== Set exercise ==
Omit every picture and output the rest of the records exactly as they are.

Rows from a figure dataset
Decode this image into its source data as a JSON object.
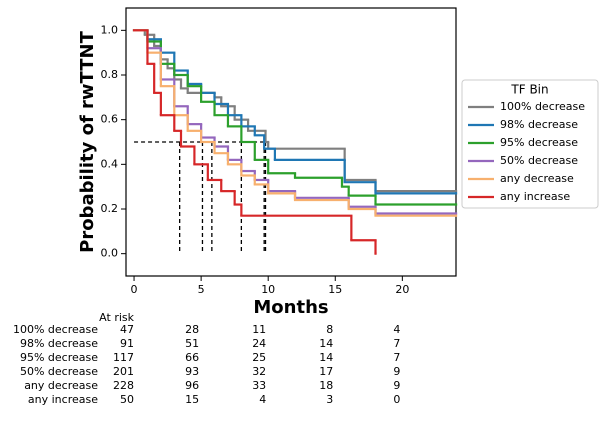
{
  "chart_data": {
    "type": "km",
    "xlabel": "Months",
    "ylabel": "Probability of rwTTNT",
    "xlim": [
      -0.6,
      24
    ],
    "ylim": [
      -0.1,
      1.1
    ],
    "xticks": [
      0,
      5,
      10,
      15,
      20
    ],
    "yticks": [
      {
        "value": 0,
        "label": "0.0"
      },
      0.2,
      0.4,
      0.6,
      0.8,
      {
        "value": 1,
        "label": "1.0"
      }
    ],
    "median_level": 0.5,
    "legend_title": "TF Bin",
    "legend_position": "right",
    "series": [
      {
        "name": "100% decrease",
        "color": "#7f7f7f",
        "median": 9.8,
        "x": [
          0,
          0.8,
          1.5,
          2,
          2.5,
          3,
          3.5,
          4,
          6,
          6.5,
          7.5,
          8.5,
          9.8,
          10,
          15.7,
          18,
          24
        ],
        "values": [
          1,
          0.98,
          0.93,
          0.87,
          0.83,
          0.78,
          0.74,
          0.72,
          0.7,
          0.66,
          0.6,
          0.55,
          0.5,
          0.47,
          0.33,
          0.28,
          0.28
        ]
      },
      {
        "name": "98% decrease",
        "color": "#1f77b4",
        "median": 9.7,
        "x": [
          0,
          1,
          2,
          3,
          4,
          5,
          6,
          7,
          8,
          9,
          9.7,
          10.5,
          15.7,
          18,
          24
        ],
        "values": [
          1,
          0.96,
          0.9,
          0.82,
          0.76,
          0.72,
          0.67,
          0.62,
          0.57,
          0.53,
          0.47,
          0.42,
          0.32,
          0.27,
          0.27
        ]
      },
      {
        "name": "95% decrease",
        "color": "#2ca02c",
        "median": 8.0,
        "x": [
          0,
          1,
          2,
          3,
          4,
          5,
          6,
          7,
          8,
          9,
          10,
          12,
          15.5,
          16,
          18,
          24
        ],
        "values": [
          1,
          0.95,
          0.85,
          0.8,
          0.75,
          0.68,
          0.62,
          0.57,
          0.5,
          0.42,
          0.36,
          0.34,
          0.3,
          0.26,
          0.22,
          0.22
        ]
      },
      {
        "name": "50% decrease",
        "color": "#9467bd",
        "median": 5.8,
        "x": [
          0,
          1,
          2,
          3,
          4,
          5,
          6,
          7,
          8,
          9,
          10,
          12,
          16,
          18,
          24
        ],
        "values": [
          1,
          0.92,
          0.78,
          0.66,
          0.58,
          0.52,
          0.48,
          0.42,
          0.37,
          0.33,
          0.28,
          0.25,
          0.21,
          0.18,
          0.18
        ]
      },
      {
        "name": "any decrease",
        "color": "#f7b06e",
        "median": 5.1,
        "x": [
          0,
          1,
          2,
          3,
          4,
          5,
          6,
          7,
          8,
          9,
          10,
          12,
          16,
          18,
          24
        ],
        "values": [
          1,
          0.9,
          0.75,
          0.62,
          0.55,
          0.5,
          0.45,
          0.4,
          0.35,
          0.31,
          0.27,
          0.24,
          0.2,
          0.17,
          0.17
        ]
      },
      {
        "name": "any increase",
        "color": "#d62728",
        "median": 3.4,
        "x": [
          0,
          1,
          1.5,
          2,
          3,
          3.5,
          4.5,
          5.5,
          6.5,
          7.5,
          8,
          16.2,
          18
        ],
        "values": [
          1,
          0.85,
          0.72,
          0.62,
          0.55,
          0.48,
          0.4,
          0.33,
          0.28,
          0.22,
          0.17,
          0.06,
          0
        ]
      }
    ],
    "risk_table": {
      "title": "At risk",
      "rows": [
        {
          "label": "100% decrease",
          "counts": [
            47,
            28,
            11,
            8,
            4
          ]
        },
        {
          "label": "98% decrease",
          "counts": [
            91,
            51,
            24,
            14,
            7
          ]
        },
        {
          "label": "95% decrease",
          "counts": [
            117,
            66,
            25,
            14,
            7
          ]
        },
        {
          "label": "50% decrease",
          "counts": [
            201,
            93,
            32,
            17,
            9
          ]
        },
        {
          "label": "any decrease",
          "counts": [
            228,
            96,
            33,
            18,
            9
          ]
        },
        {
          "label": "any increase",
          "counts": [
            50,
            15,
            4,
            3,
            0
          ]
        }
      ]
    }
  }
}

== Exercise output ==
Decode this image into its source data as a JSON object.
{
  "chart_data": {
    "type": "km",
    "xlabel": "Months",
    "ylabel": "Probability of rwTTNT",
    "xlim": [
      -0.6,
      24
    ],
    "ylim": [
      -0.1,
      1.1
    ],
    "xticks": [
      0,
      5,
      10,
      15,
      20
    ],
    "yticks": [
      {
        "value": 0,
        "label": "0.0"
      },
      0.2,
      0.4,
      0.6,
      0.8,
      {
        "value": 1,
        "label": "1.0"
      }
    ],
    "median_level": 0.5,
    "legend_title": "TF Bin",
    "legend_position": "right",
    "series": [
      {
        "name": "100% decrease",
        "color": "#7f7f7f",
        "median": 9.8,
        "x": [
          0,
          0.8,
          1.5,
          2,
          2.5,
          3,
          3.5,
          4,
          6,
          6.5,
          7.5,
          8.5,
          9.8,
          10,
          15.7,
          18,
          24
        ],
        "values": [
          1,
          0.98,
          0.93,
          0.87,
          0.83,
          0.78,
          0.74,
          0.72,
          0.7,
          0.66,
          0.6,
          0.55,
          0.5,
          0.47,
          0.33,
          0.28,
          0.28
        ]
      },
      {
        "name": "98% decrease",
        "color": "#1f77b4",
        "median": 9.7,
        "x": [
          0,
          1,
          2,
          3,
          4,
          5,
          6,
          7,
          8,
          9,
          9.7,
          10.5,
          15.7,
          18,
          24
        ],
        "values": [
          1,
          0.96,
          0.9,
          0.82,
          0.76,
          0.72,
          0.67,
          0.62,
          0.57,
          0.53,
          0.47,
          0.42,
          0.32,
          0.27,
          0.27
        ]
      },
      {
        "name": "95% decrease",
        "color": "#2ca02c",
        "median": 8.0,
        "x": [
          0,
          1,
          2,
          3,
          4,
          5,
          6,
          7,
          8,
          9,
          10,
          12,
          15.5,
          16,
          18,
          24
        ],
        "values": [
          1,
          0.95,
          0.85,
          0.8,
          0.75,
          0.68,
          0.62,
          0.57,
          0.5,
          0.42,
          0.36,
          0.34,
          0.3,
          0.26,
          0.22,
          0.22
        ]
      },
      {
        "name": "50% decrease",
        "color": "#9467bd",
        "median": 5.8,
        "x": [
          0,
          1,
          2,
          3,
          4,
          5,
          6,
          7,
          8,
          9,
          10,
          12,
          16,
          18,
          24
        ],
        "values": [
          1,
          0.92,
          0.78,
          0.66,
          0.58,
          0.52,
          0.48,
          0.42,
          0.37,
          0.33,
          0.28,
          0.25,
          0.21,
          0.18,
          0.18
        ]
      },
      {
        "name": "any decrease",
        "color": "#f7b06e",
        "median": 5.1,
        "x": [
          0,
          1,
          2,
          3,
          4,
          5,
          6,
          7,
          8,
          9,
          10,
          12,
          16,
          18,
          24
        ],
        "values": [
          1,
          0.9,
          0.75,
          0.62,
          0.55,
          0.5,
          0.45,
          0.4,
          0.35,
          0.31,
          0.27,
          0.24,
          0.2,
          0.17,
          0.17
        ]
      },
      {
        "name": "any increase",
        "color": "#d62728",
        "median": 3.4,
        "x": [
          0,
          1,
          1.5,
          2,
          3,
          3.5,
          4.5,
          5.5,
          6.5,
          7.5,
          8,
          16.2,
          18
        ],
        "values": [
          1,
          0.85,
          0.72,
          0.62,
          0.55,
          0.48,
          0.4,
          0.33,
          0.28,
          0.22,
          0.17,
          0.06,
          0
        ]
      }
    ],
    "risk_table": {
      "title": "At risk",
      "rows": [
        {
          "label": "100% decrease",
          "counts": [
            47,
            28,
            11,
            8,
            4
          ]
        },
        {
          "label": "98% decrease",
          "counts": [
            91,
            51,
            24,
            14,
            7
          ]
        },
        {
          "label": "95% decrease",
          "counts": [
            117,
            66,
            25,
            14,
            7
          ]
        },
        {
          "label": "50% decrease",
          "counts": [
            201,
            93,
            32,
            17,
            9
          ]
        },
        {
          "label": "any decrease",
          "counts": [
            228,
            96,
            33,
            18,
            9
          ]
        },
        {
          "label": "any increase",
          "counts": [
            50,
            15,
            4,
            3,
            0
          ]
        }
      ]
    }
  }
}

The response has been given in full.